• _Task details_: Transcribe everything in the data word for word. Pictures are left out.

★ ★ ★ ★ ★

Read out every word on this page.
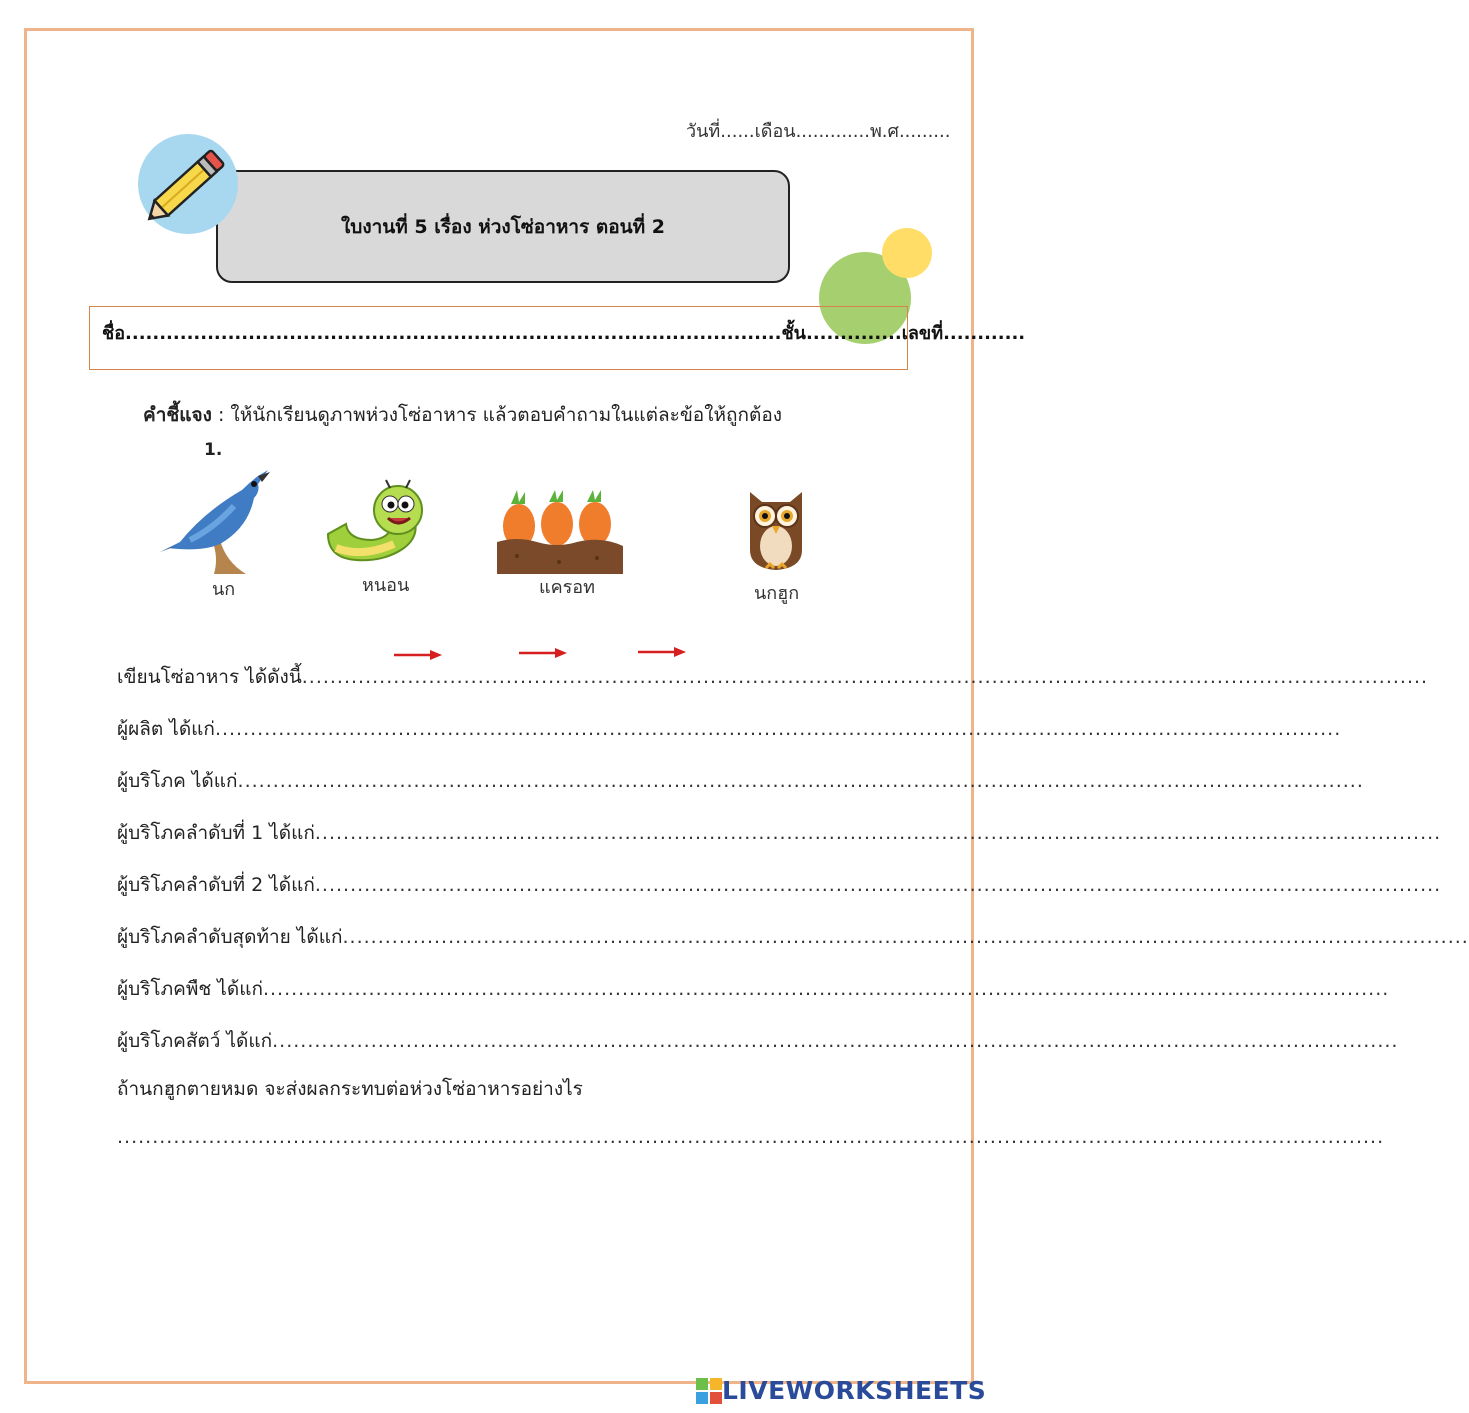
วันที่......เดือน.............พ.ศ.........
ใบงานที่ 5 เรื่อง ห่วงโซ่อาหาร ตอนที่ 2
ชื่อ................................................................................................ชั้น..............เลขที่............
คำชี้แจง : ให้นักเรียนดูภาพห่วงโซ่อาหาร แล้วตอบคำถามในแต่ละข้อให้ถูกต้อง
1.
นก	หนอน	แครอท	นกฮูก
เขียนโซ่อาหาร ได้ดังนี้ ................................................................................................................................................................
ผู้ผลิต ได้แก่ ................................................................................................................................................................
ผู้บริโภค ได้แก่ ................................................................................................................................................................
ผู้บริโภคลำดับที่ 1 ได้แก่ ................................................................................................................................................................
ผู้บริโภคลำดับที่ 2 ได้แก่ ................................................................................................................................................................
ผู้บริโภคลำดับสุดท้าย ได้แก่ ................................................................................................................................................................
ผู้บริโภคพืช ได้แก่ ................................................................................................................................................................
ผู้บริโภคสัตว์ ได้แก่ ................................................................................................................................................................
ถ้านกฮูกตายหมด จะส่งผลกระทบต่อห่วงโซ่อาหารอย่างไร
....................................................................................................................................................................................
LIVEWORKSHEETS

★ ★ ★ ★ ★

• _Solution for this exercise_:
Read out every word on this page.
วันที่......เดือน.............พ.ศ.........
ใบงานที่ 5 เรื่อง ห่วงโซ่อาหาร ตอนที่ 2
ชื่อ................................................................................................ชั้น..............เลขที่............
คำชี้แจง : ให้นักเรียนดูภาพห่วงโซ่อาหาร แล้วตอบคำถามในแต่ละข้อให้ถูกต้อง
1.
นก	หนอน	แครอท	นกฮูก
เขียนโซ่อาหาร ได้ดังนี้ ................................................................................................................................................................
ผู้ผลิต ได้แก่ ................................................................................................................................................................
ผู้บริโภค ได้แก่ ................................................................................................................................................................
ผู้บริโภคลำดับที่ 1 ได้แก่ ................................................................................................................................................................
ผู้บริโภคลำดับที่ 2 ได้แก่ ................................................................................................................................................................
ผู้บริโภคลำดับสุดท้าย ได้แก่ ................................................................................................................................................................
ผู้บริโภคพืช ได้แก่ ................................................................................................................................................................
ผู้บริโภคสัตว์ ได้แก่ ................................................................................................................................................................
ถ้านกฮูกตายหมด จะส่งผลกระทบต่อห่วงโซ่อาหารอย่างไร
....................................................................................................................................................................................
LIVEWORKSHEETS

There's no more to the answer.